> **STATED EXERCISE**
Transcribe the part of the entries that opens with the line containing "data-point bbox=[161, 253, 170, 262]" and closes with the line containing "data-point bbox=[518, 76, 527, 85]", keeping both of those lines.

> **RECORDS FOR THIS TASK**
►
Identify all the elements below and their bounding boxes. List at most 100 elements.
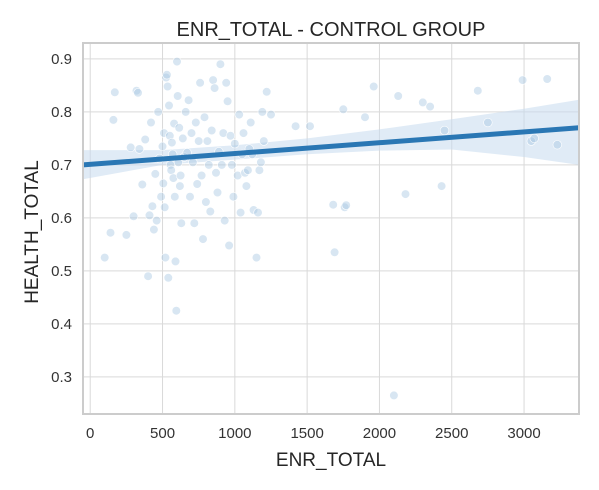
data-point bbox=[161, 253, 170, 262]
y-axis-title: HEALTH_TOTAL bbox=[22, 160, 43, 304]
data-point bbox=[171, 192, 180, 201]
data-point bbox=[239, 129, 248, 138]
data-point bbox=[173, 57, 182, 66]
data-point bbox=[223, 97, 232, 106]
data-point bbox=[175, 124, 184, 133]
data-point bbox=[207, 126, 216, 135]
x-tick-label: 500 bbox=[150, 425, 175, 442]
data-point bbox=[339, 105, 348, 114]
data-point bbox=[210, 84, 219, 93]
data-point bbox=[172, 306, 181, 315]
data-point bbox=[196, 79, 205, 88]
y-tick-label: 0.4 bbox=[51, 316, 72, 333]
data-point bbox=[144, 272, 153, 281]
data-point bbox=[257, 158, 266, 167]
data-point bbox=[122, 231, 131, 240]
data-point bbox=[171, 257, 180, 266]
data-point bbox=[228, 161, 237, 170]
data-point bbox=[258, 108, 267, 117]
data-point bbox=[437, 182, 446, 191]
data-point bbox=[242, 182, 251, 191]
data-point bbox=[222, 79, 231, 88]
data-point bbox=[202, 198, 211, 207]
data-point bbox=[154, 108, 163, 117]
data-point bbox=[200, 113, 209, 122]
data-point bbox=[231, 139, 240, 148]
y-tick-label: 0.3 bbox=[51, 369, 72, 386]
data-point bbox=[401, 190, 410, 199]
data-point bbox=[244, 166, 253, 175]
data-point bbox=[199, 235, 208, 244]
data-point bbox=[291, 122, 300, 131]
data-point bbox=[179, 134, 188, 143]
data-point bbox=[209, 76, 218, 85]
data-point bbox=[236, 208, 245, 217]
data-point bbox=[109, 116, 118, 125]
data-point bbox=[141, 135, 150, 144]
data-point bbox=[235, 110, 244, 119]
data-point bbox=[206, 207, 215, 216]
data-point bbox=[173, 92, 182, 101]
data-point bbox=[212, 169, 221, 178]
data-point bbox=[190, 219, 199, 228]
data-point bbox=[394, 92, 403, 101]
data-point bbox=[342, 201, 351, 210]
data-point bbox=[329, 200, 338, 209]
data-point bbox=[254, 208, 263, 217]
data-point bbox=[177, 219, 186, 228]
data-point bbox=[168, 138, 177, 147]
data-point bbox=[440, 126, 449, 135]
y-tick-label: 0.8 bbox=[51, 104, 72, 121]
data-point bbox=[151, 170, 160, 179]
data-point bbox=[426, 102, 435, 111]
x-tick-label: 3000 bbox=[507, 425, 540, 442]
data-point bbox=[518, 76, 527, 85]
data-point bbox=[255, 166, 264, 175]
data-point bbox=[186, 192, 195, 201]
data-point bbox=[474, 86, 483, 95]
data-point bbox=[216, 60, 225, 69]
data-point bbox=[553, 141, 562, 150]
data-point bbox=[369, 82, 378, 91]
data-point bbox=[197, 171, 206, 180]
data-point bbox=[262, 88, 271, 97]
data-point bbox=[246, 118, 255, 127]
x-axis-title: ENR_TOTAL bbox=[276, 450, 386, 471]
y-tick-label: 0.5 bbox=[51, 263, 72, 280]
y-tick-label: 0.9 bbox=[51, 51, 72, 68]
data-point bbox=[111, 88, 120, 97]
data-point bbox=[226, 132, 235, 141]
data-point bbox=[203, 137, 212, 146]
data-point bbox=[543, 75, 552, 84]
data-point bbox=[213, 188, 222, 197]
data-point bbox=[176, 182, 185, 191]
data-point bbox=[306, 122, 315, 131]
data-point bbox=[361, 113, 370, 122]
data-point bbox=[158, 142, 167, 151]
data-point bbox=[164, 274, 173, 283]
y-tick-label: 0.7 bbox=[51, 157, 72, 174]
data-point bbox=[267, 110, 276, 119]
data-point bbox=[100, 253, 109, 262]
data-point bbox=[252, 253, 261, 262]
data-point bbox=[530, 134, 539, 143]
data-point bbox=[163, 71, 172, 80]
data-point bbox=[181, 108, 190, 117]
x-tick-label: 0 bbox=[86, 425, 94, 442]
data-point bbox=[134, 89, 143, 98]
data-point bbox=[160, 203, 169, 212]
data-point bbox=[135, 145, 144, 154]
data-point bbox=[218, 161, 227, 170]
data-point bbox=[163, 82, 172, 91]
data-point bbox=[229, 192, 238, 201]
data-point bbox=[152, 216, 161, 225]
data-point bbox=[148, 202, 157, 211]
data-point bbox=[167, 166, 176, 175]
data-point bbox=[165, 101, 174, 110]
data-point bbox=[138, 180, 147, 189]
data-point bbox=[126, 143, 135, 152]
y-tick-label: 0.6 bbox=[51, 210, 72, 227]
data-point bbox=[192, 118, 201, 127]
data-point bbox=[176, 171, 185, 180]
x-tick-label: 2000 bbox=[363, 425, 396, 442]
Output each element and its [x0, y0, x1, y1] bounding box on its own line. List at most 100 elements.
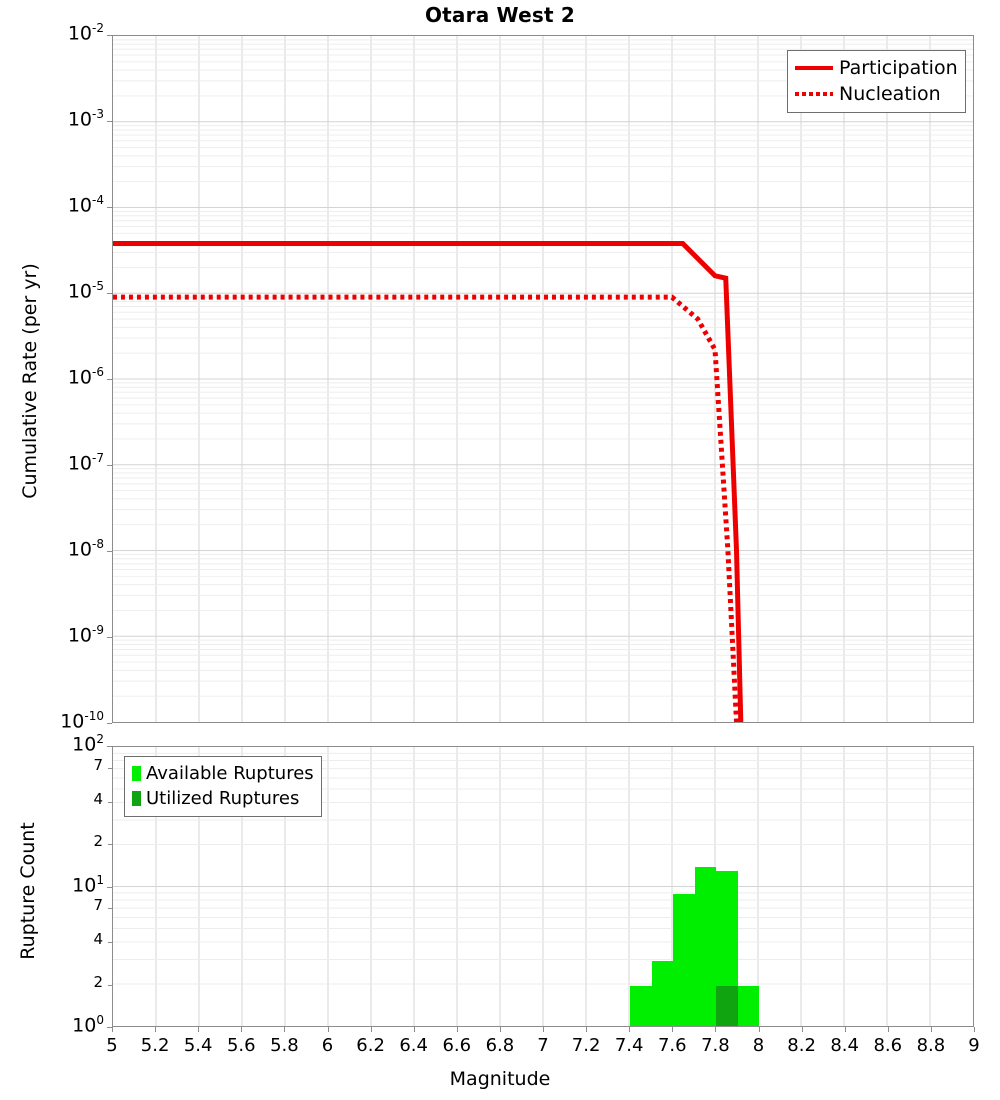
x-tick: 5.6: [226, 1035, 256, 1056]
top-panel-y-tickmark: [107, 637, 112, 638]
bottom-panel-y-minor-tick: 2: [93, 972, 103, 991]
bottom-panel-y-minor-tickmark: [108, 908, 112, 910]
x-tickmark: [930, 1027, 932, 1032]
legend-item-available-ruptures: Available Ruptures: [132, 761, 314, 786]
top-panel-y-tickmark: [107, 551, 112, 552]
x-tickmark: [672, 1027, 674, 1032]
top-panel-y-tickmark: [107, 121, 112, 122]
top-panel-y-tickmark: [107, 35, 112, 36]
legend-item-participation: Participation: [795, 55, 958, 81]
x-tick: 9: [968, 1035, 980, 1056]
top-panel-y-tick: 10-9: [67, 623, 104, 647]
bottom-panel-y-minor-tickmark: [108, 801, 112, 803]
bottom-panel-y-minor-tick: 2: [93, 832, 103, 851]
top-panel-y-tickmark: [107, 293, 112, 294]
cumulative-rate-plot: [112, 35, 974, 723]
x-tickmark: [499, 1027, 501, 1032]
x-tick: 7.6: [657, 1035, 687, 1056]
x-tick: 7.2: [571, 1035, 601, 1056]
x-tickmark: [801, 1027, 803, 1032]
legend-item-utilized-ruptures: Utilized Ruptures: [132, 786, 314, 811]
bottom-panel-y-minor-tickmark: [108, 844, 112, 846]
x-tick: 6.2: [356, 1035, 385, 1056]
top-panel-y-tick: 10-8: [67, 537, 104, 561]
x-tickmark: [887, 1027, 889, 1032]
bottom-panel-y-tickmark: [107, 886, 112, 888]
bottom-panel-y-tick: 100: [72, 1013, 104, 1037]
legend-label-available-ruptures: Available Ruptures: [146, 763, 314, 784]
top-panel-y-tickmark: [107, 723, 112, 724]
bottom-panel-legend: Available Ruptures Utilized Ruptures: [124, 756, 322, 817]
x-tick: 8.4: [830, 1035, 859, 1056]
dotted-line-swatch-icon: [795, 92, 833, 96]
top-panel-y-tick: 10-6: [67, 365, 104, 389]
available-rupture-bar: [737, 985, 760, 1026]
x-tick: 6.8: [485, 1035, 515, 1056]
top-panel-gridlines: [113, 36, 973, 722]
bottom-panel-y-minor-tickmark: [108, 767, 112, 769]
x-tickmark: [112, 1027, 113, 1032]
bottom-panel-y-tick: 102: [72, 732, 104, 756]
x-tick: 6.4: [399, 1035, 428, 1056]
x-tickmark: [629, 1027, 631, 1032]
bottom-panel-y-minor-tickmark: [108, 942, 112, 944]
top-panel-y-tick: 10-2: [67, 21, 104, 45]
top-panel-y-tickmark: [107, 379, 112, 380]
x-tickmark: [198, 1027, 200, 1032]
x-tickmark: [241, 1027, 243, 1032]
bottom-panel-y-tickmark: [107, 746, 112, 747]
bottom-panel-y-minor-tick: 4: [93, 789, 103, 808]
available-rupture-bar: [630, 985, 652, 1026]
top-panel-y-tickmark: [107, 465, 112, 466]
x-axis-label: Magnitude: [449, 1068, 551, 1090]
x-tickmark: [413, 1027, 415, 1032]
x-tick: 5.8: [270, 1035, 299, 1056]
top-panel-y-tick: 10-7: [67, 451, 104, 475]
top-panel-y-tickmark: [107, 207, 112, 208]
x-tickmark: [844, 1027, 846, 1032]
x-tickmark: [758, 1027, 760, 1032]
x-tick: 7.8: [701, 1035, 730, 1056]
top-panel-y-tick: 10-4: [67, 193, 104, 217]
top-panel-legend: Participation Nucleation: [787, 50, 966, 113]
available-ruptures-swatch-icon: [132, 766, 141, 781]
x-tick: 7.4: [614, 1035, 644, 1056]
legend-label-participation: Participation: [839, 57, 958, 79]
x-tick: 5: [106, 1035, 118, 1056]
solid-line-swatch-icon: [795, 66, 833, 70]
x-tick: 8.6: [873, 1035, 903, 1056]
x-tickmark: [715, 1027, 717, 1032]
bottom-panel-y-minor-tick: 7: [93, 896, 103, 915]
nucleation-curve: [113, 294, 739, 722]
rupture-bars: [113, 747, 973, 1026]
x-tickmark: [543, 1027, 544, 1032]
mfd-curves: [113, 241, 744, 722]
x-tickmark: [586, 1027, 588, 1032]
x-tick: 6.6: [442, 1035, 472, 1056]
available-rupture-bar: [673, 893, 695, 1026]
x-tick: 5.4: [183, 1035, 213, 1056]
x-tick: 7: [537, 1035, 549, 1056]
top-panel-y-tick: 10-5: [67, 279, 104, 303]
participation-curve: [113, 241, 744, 722]
bottom-panel-y-minor-tickmark: [108, 984, 112, 986]
available-rupture-bar: [694, 866, 717, 1026]
x-tick: 5.2: [140, 1035, 170, 1056]
x-tick: 8.2: [787, 1035, 816, 1056]
bottom-panel-y-tick: 101: [72, 872, 104, 896]
x-tick: 8: [752, 1035, 765, 1056]
bottom-panel-y-tickmark: [107, 1027, 112, 1028]
bottom-panel-y-minor-tick: 4: [93, 930, 103, 949]
x-tickmark: [370, 1027, 372, 1032]
top-panel-y-tick: 10-3: [67, 107, 104, 131]
x-tickmark: [284, 1027, 286, 1032]
legend-label-nucleation: Nucleation: [839, 83, 941, 105]
x-tickmark: [327, 1027, 329, 1032]
x-tickmark: [974, 1027, 975, 1032]
x-tickmark: [155, 1027, 157, 1032]
page-title: Otara West 2: [424, 3, 576, 27]
x-tickmark: [456, 1027, 458, 1032]
bottom-panel-y-minor-tick: 7: [93, 755, 103, 774]
utilized-ruptures-swatch-icon: [132, 791, 141, 806]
◄
> **SOLUTION**
data-point bbox=[161, 253, 170, 262]
y-axis-title: HEALTH_TOTAL bbox=[22, 160, 43, 304]
data-point bbox=[171, 192, 180, 201]
data-point bbox=[239, 129, 248, 138]
data-point bbox=[173, 57, 182, 66]
data-point bbox=[223, 97, 232, 106]
data-point bbox=[175, 124, 184, 133]
data-point bbox=[207, 126, 216, 135]
x-tick-label: 500 bbox=[150, 425, 175, 442]
data-point bbox=[339, 105, 348, 114]
data-point bbox=[210, 84, 219, 93]
data-point bbox=[172, 306, 181, 315]
data-point bbox=[196, 79, 205, 88]
y-tick-label: 0.4 bbox=[51, 316, 72, 333]
data-point bbox=[144, 272, 153, 281]
data-point bbox=[257, 158, 266, 167]
data-point bbox=[122, 231, 131, 240]
data-point bbox=[171, 257, 180, 266]
data-point bbox=[228, 161, 237, 170]
data-point bbox=[258, 108, 267, 117]
data-point bbox=[437, 182, 446, 191]
data-point bbox=[242, 182, 251, 191]
data-point bbox=[222, 79, 231, 88]
data-point bbox=[202, 198, 211, 207]
data-point bbox=[154, 108, 163, 117]
data-point bbox=[200, 113, 209, 122]
data-point bbox=[231, 139, 240, 148]
y-tick-label: 0.3 bbox=[51, 369, 72, 386]
data-point bbox=[401, 190, 410, 199]
data-point bbox=[244, 166, 253, 175]
data-point bbox=[199, 235, 208, 244]
data-point bbox=[291, 122, 300, 131]
data-point bbox=[179, 134, 188, 143]
data-point bbox=[209, 76, 218, 85]
data-point bbox=[236, 208, 245, 217]
data-point bbox=[109, 116, 118, 125]
data-point bbox=[141, 135, 150, 144]
data-point bbox=[235, 110, 244, 119]
data-point bbox=[206, 207, 215, 216]
data-point bbox=[173, 92, 182, 101]
data-point bbox=[212, 169, 221, 178]
data-point bbox=[190, 219, 199, 228]
data-point bbox=[394, 92, 403, 101]
data-point bbox=[342, 201, 351, 210]
data-point bbox=[329, 200, 338, 209]
data-point bbox=[254, 208, 263, 217]
data-point bbox=[177, 219, 186, 228]
data-point bbox=[168, 138, 177, 147]
data-point bbox=[440, 126, 449, 135]
y-tick-label: 0.8 bbox=[51, 104, 72, 121]
data-point bbox=[151, 170, 160, 179]
data-point bbox=[426, 102, 435, 111]
x-tick-label: 3000 bbox=[507, 425, 540, 442]
data-point bbox=[518, 76, 527, 85]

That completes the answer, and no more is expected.